● **Data supplied**:

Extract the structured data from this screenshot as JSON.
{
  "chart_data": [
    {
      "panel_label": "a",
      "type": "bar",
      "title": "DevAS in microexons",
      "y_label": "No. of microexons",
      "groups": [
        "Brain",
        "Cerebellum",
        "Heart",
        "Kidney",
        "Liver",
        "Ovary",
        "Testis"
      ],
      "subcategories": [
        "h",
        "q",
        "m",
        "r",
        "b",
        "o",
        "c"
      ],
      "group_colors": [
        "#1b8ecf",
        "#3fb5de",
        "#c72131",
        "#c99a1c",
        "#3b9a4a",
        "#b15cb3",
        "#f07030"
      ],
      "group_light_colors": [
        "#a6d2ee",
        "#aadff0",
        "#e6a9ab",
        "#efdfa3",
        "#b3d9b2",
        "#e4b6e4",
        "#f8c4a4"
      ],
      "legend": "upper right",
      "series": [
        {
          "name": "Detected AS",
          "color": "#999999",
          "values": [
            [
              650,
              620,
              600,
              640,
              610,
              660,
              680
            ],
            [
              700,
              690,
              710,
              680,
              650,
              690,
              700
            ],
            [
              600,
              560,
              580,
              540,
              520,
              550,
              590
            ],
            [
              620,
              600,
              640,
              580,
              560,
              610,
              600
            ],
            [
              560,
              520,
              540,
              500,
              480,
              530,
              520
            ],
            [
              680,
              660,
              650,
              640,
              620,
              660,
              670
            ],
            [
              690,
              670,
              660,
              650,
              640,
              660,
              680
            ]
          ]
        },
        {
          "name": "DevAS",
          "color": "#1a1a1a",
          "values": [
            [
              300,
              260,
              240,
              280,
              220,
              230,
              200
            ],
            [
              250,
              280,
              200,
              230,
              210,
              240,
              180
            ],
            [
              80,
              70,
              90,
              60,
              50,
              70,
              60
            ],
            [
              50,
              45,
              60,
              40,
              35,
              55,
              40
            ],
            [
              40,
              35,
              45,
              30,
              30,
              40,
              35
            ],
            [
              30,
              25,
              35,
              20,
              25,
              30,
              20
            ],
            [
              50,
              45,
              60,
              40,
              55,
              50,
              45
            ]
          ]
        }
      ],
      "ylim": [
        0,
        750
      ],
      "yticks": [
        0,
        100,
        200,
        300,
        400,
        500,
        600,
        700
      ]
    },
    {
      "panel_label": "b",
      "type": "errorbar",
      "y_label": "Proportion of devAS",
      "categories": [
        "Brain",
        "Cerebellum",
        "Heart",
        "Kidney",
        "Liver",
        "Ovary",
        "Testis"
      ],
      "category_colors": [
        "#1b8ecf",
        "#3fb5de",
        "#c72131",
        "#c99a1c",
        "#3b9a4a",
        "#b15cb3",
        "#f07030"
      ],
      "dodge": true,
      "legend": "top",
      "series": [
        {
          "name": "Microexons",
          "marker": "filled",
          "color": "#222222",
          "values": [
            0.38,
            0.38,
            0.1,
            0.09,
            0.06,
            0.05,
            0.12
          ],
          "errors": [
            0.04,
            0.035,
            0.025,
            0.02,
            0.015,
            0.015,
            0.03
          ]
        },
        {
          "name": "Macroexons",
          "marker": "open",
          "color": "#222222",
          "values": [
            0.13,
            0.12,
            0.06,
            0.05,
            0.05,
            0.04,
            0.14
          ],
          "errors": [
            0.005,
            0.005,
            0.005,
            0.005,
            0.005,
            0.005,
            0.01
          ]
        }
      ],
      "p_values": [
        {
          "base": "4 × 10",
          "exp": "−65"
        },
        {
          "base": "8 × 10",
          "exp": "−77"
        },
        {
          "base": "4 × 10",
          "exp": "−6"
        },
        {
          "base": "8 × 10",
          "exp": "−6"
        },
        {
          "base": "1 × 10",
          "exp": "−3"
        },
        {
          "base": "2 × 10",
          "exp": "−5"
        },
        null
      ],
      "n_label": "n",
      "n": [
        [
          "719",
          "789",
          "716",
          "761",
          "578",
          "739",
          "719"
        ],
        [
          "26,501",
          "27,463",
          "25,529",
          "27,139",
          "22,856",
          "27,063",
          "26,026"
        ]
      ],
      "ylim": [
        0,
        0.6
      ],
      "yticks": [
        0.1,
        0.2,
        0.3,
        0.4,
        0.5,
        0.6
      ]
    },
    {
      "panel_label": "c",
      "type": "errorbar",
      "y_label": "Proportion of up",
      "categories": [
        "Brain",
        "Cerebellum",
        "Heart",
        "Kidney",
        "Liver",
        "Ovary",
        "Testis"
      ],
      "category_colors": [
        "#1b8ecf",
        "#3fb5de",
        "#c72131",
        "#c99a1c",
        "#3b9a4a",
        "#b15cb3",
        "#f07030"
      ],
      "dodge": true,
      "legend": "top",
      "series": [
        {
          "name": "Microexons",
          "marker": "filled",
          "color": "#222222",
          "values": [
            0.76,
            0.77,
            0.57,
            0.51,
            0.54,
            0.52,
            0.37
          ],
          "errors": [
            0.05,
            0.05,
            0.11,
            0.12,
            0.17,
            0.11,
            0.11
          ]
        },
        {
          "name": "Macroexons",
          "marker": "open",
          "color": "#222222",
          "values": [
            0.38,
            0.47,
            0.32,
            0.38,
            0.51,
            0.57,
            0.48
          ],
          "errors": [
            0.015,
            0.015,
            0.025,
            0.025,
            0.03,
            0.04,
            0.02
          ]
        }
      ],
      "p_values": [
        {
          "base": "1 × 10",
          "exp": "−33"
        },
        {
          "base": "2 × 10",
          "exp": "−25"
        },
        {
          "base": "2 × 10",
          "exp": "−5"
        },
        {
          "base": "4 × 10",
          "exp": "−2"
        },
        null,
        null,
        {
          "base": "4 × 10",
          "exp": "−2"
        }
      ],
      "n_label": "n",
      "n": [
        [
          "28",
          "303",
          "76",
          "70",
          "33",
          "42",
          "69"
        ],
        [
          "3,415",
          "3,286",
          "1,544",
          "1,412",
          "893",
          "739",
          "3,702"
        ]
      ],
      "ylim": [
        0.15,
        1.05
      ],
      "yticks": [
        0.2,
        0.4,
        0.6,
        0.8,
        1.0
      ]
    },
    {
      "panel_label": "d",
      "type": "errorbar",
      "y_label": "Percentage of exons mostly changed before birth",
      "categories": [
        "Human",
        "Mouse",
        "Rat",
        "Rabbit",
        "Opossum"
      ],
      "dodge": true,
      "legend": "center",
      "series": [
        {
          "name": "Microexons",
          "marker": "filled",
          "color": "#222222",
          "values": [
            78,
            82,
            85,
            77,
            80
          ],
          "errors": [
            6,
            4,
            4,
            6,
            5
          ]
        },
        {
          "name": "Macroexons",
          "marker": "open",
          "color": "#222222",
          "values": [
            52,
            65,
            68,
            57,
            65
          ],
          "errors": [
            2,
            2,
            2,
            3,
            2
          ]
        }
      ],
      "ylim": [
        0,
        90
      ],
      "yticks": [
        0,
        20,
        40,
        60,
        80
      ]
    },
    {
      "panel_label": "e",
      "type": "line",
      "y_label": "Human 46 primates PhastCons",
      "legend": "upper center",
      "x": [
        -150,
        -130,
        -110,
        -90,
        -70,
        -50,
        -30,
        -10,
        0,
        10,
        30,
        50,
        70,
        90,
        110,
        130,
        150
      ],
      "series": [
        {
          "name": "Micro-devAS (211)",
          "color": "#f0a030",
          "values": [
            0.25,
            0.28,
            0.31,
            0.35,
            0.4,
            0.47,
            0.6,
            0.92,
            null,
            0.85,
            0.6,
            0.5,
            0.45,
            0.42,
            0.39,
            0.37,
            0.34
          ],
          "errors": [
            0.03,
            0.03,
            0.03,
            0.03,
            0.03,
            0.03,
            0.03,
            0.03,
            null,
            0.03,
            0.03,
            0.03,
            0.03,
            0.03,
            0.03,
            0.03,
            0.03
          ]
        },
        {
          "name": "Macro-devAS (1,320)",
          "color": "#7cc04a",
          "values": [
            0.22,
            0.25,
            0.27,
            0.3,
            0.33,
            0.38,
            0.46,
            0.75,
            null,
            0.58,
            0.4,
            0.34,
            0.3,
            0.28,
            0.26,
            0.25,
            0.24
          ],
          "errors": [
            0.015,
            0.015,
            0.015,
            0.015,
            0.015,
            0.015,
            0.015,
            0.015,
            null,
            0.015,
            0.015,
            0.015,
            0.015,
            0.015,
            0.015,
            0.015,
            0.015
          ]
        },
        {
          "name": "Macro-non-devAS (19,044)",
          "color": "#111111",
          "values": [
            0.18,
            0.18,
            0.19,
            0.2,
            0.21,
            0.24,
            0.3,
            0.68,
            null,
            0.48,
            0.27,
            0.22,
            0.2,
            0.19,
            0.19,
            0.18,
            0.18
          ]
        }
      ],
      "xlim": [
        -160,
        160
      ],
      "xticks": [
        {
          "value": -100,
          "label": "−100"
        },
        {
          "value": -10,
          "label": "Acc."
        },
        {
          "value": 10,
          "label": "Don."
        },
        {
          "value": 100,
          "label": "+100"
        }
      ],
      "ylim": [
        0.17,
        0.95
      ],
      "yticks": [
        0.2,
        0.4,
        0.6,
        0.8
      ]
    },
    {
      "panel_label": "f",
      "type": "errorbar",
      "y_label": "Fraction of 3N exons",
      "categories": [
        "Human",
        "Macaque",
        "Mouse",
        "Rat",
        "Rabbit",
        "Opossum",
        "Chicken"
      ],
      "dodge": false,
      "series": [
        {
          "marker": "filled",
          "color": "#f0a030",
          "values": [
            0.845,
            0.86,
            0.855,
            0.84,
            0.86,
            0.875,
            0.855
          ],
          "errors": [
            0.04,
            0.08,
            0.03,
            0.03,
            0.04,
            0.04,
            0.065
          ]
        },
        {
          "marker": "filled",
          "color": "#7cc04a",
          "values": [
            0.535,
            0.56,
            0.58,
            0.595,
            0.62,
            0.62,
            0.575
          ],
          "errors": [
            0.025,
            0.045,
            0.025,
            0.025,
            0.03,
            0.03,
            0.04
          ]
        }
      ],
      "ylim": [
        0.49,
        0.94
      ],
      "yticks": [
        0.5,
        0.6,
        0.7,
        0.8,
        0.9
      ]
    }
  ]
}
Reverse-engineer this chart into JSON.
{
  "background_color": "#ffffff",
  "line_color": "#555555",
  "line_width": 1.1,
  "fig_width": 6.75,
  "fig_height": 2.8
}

● **What is being asked**: In the listing above, find the line containing "Reverse-engineer this chart into JSON." and please quote exactly that line through the last one, and no other lines.

● **Response to this exercise**:
Reverse-engineer this chart into JSON.
{
  "background_color": "#ffffff",
  "line_color": "#555555",
  "line_width": 1.1,
  "fig_width": 6.75,
  "fig_height": 2.8
}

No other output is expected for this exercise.